● **The exercise**
Repeat the records exactly. Every line must match.

++++++++++

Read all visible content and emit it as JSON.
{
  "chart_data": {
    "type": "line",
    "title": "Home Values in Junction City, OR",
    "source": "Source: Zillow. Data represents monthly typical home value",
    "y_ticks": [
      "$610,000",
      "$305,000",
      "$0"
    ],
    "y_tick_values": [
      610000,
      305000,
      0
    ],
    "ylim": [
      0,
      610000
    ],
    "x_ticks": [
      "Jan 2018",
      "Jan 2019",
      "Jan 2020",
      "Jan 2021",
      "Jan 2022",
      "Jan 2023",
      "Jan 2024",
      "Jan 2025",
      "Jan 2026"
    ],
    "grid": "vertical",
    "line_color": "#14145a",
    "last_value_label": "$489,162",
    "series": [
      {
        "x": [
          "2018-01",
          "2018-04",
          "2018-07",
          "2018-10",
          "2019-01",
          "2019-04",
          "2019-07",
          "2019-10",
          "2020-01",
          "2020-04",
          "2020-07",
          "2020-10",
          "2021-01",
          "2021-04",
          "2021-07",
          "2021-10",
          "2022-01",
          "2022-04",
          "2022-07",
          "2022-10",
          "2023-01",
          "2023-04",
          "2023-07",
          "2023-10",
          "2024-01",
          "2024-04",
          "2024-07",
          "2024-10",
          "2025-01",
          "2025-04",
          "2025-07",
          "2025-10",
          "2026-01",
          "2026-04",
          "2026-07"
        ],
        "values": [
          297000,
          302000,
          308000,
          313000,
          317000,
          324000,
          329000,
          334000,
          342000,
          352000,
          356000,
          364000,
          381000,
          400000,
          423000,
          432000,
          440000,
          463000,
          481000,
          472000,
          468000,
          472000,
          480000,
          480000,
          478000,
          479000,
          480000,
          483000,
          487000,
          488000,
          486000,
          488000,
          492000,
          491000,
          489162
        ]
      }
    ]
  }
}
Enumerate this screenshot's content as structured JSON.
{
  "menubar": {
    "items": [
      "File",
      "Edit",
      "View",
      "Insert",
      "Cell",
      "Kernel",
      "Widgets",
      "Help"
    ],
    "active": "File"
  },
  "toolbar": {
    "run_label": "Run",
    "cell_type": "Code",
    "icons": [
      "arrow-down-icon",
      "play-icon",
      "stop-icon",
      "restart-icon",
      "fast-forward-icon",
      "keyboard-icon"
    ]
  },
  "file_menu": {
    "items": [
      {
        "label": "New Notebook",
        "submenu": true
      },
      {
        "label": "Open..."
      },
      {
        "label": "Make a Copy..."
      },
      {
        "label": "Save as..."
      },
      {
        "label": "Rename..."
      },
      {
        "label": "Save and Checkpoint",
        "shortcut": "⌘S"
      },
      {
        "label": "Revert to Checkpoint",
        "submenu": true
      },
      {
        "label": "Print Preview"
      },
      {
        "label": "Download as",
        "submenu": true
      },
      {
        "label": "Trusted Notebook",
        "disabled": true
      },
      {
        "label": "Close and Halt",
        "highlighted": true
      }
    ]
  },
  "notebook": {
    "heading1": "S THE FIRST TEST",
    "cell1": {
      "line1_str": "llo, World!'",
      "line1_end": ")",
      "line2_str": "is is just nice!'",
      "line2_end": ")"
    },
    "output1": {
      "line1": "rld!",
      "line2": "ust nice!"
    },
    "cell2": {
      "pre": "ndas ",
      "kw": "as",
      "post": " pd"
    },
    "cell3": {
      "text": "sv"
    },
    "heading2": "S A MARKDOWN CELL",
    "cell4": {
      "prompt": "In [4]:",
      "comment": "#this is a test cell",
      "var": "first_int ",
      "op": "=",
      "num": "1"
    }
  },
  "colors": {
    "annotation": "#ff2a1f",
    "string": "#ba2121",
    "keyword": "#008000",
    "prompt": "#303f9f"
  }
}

++++++++++

● **Output of the exercise**
Read all visible content and emit it as JSON.
{
  "chart_data": {
    "type": "line",
    "title": "Home Values in Junction City, OR",
    "source": "Source: Zillow. Data represents monthly typical home value",
    "y_ticks": [
      "$610,000",
      "$305,000",
      "$0"
    ],
    "y_tick_values": [
      610000,
      305000,
      0
    ],
    "ylim": [
      0,
      610000
    ],
    "x_ticks": [
      "Jan 2018",
      "Jan 2019",
      "Jan 2020",
      "Jan 2021",
      "Jan 2022",
      "Jan 2023",
      "Jan 2024",
      "Jan 2025",
      "Jan 2026"
    ],
    "grid": "vertical",
    "line_color": "#14145a",
    "last_value_label": "$489,162",
    "series": [
      {
        "x": [
          "2018-01",
          "2018-04",
          "2018-07",
          "2018-10",
          "2019-01",
          "2019-04",
          "2019-07",
          "2019-10",
          "2020-01",
          "2020-04",
          "2020-07",
          "2020-10",
          "2021-01",
          "2021-04",
          "2021-07",
          "2021-10",
          "2022-01",
          "2022-04",
          "2022-07",
          "2022-10",
          "2023-01",
          "2023-04",
          "2023-07",
          "2023-10",
          "2024-01",
          "2024-04",
          "2024-07",
          "2024-10",
          "2025-01",
          "2025-04",
          "2025-07",
          "2025-10",
          "2026-01",
          "2026-04",
          "2026-07"
        ],
        "values": [
          297000,
          302000,
          308000,
          313000,
          317000,
          324000,
          329000,
          334000,
          342000,
          352000,
          356000,
          364000,
          381000,
          400000,
          423000,
          432000,
          440000,
          463000,
          481000,
          472000,
          468000,
          472000,
          480000,
          480000,
          478000,
          479000,
          480000,
          483000,
          487000,
          488000,
          486000,
          488000,
          492000,
          491000,
          489162
        ]
      }
    ]
  }
}
Enumerate this screenshot's content as structured JSON.
{
  "menubar": {
    "items": [
      "File",
      "Edit",
      "View",
      "Insert",
      "Cell",
      "Kernel",
      "Widgets",
      "Help"
    ],
    "active": "File"
  },
  "toolbar": {
    "run_label": "Run",
    "cell_type": "Code",
    "icons": [
      "arrow-down-icon",
      "play-icon",
      "stop-icon",
      "restart-icon",
      "fast-forward-icon",
      "keyboard-icon"
    ]
  },
  "file_menu": {
    "items": [
      {
        "label": "New Notebook",
        "submenu": true
      },
      {
        "label": "Open..."
      },
      {
        "label": "Make a Copy..."
      },
      {
        "label": "Save as..."
      },
      {
        "label": "Rename..."
      },
      {
        "label": "Save and Checkpoint",
        "shortcut": "⌘S"
      },
      {
        "label": "Revert to Checkpoint",
        "submenu": true
      },
      {
        "label": "Print Preview"
      },
      {
        "label": "Download as",
        "submenu": true
      },
      {
        "label": "Trusted Notebook",
        "disabled": true
      },
      {
        "label": "Close and Halt",
        "highlighted": true
      }
    ]
  },
  "notebook": {
    "heading1": "S THE FIRST TEST",
    "cell1": {
      "line1_str": "llo, World!'",
      "line1_end": ")",
      "line2_str": "is is just nice!'",
      "line2_end": ")"
    },
    "output1": {
      "line1": "rld!",
      "line2": "ust nice!"
    },
    "cell2": {
      "pre": "ndas ",
      "kw": "as",
      "post": " pd"
    },
    "cell3": {
      "text": "sv"
    },
    "heading2": "S A MARKDOWN CELL",
    "cell4": {
      "prompt": "In [4]:",
      "comment": "#this is a test cell",
      "var": "first_int ",
      "op": "=",
      "num": "1"
    }
  },
  "colors": {
    "annotation": "#ff2a1f",
    "string": "#ba2121",
    "keyword": "#008000",
    "prompt": "#303f9f"
  }
}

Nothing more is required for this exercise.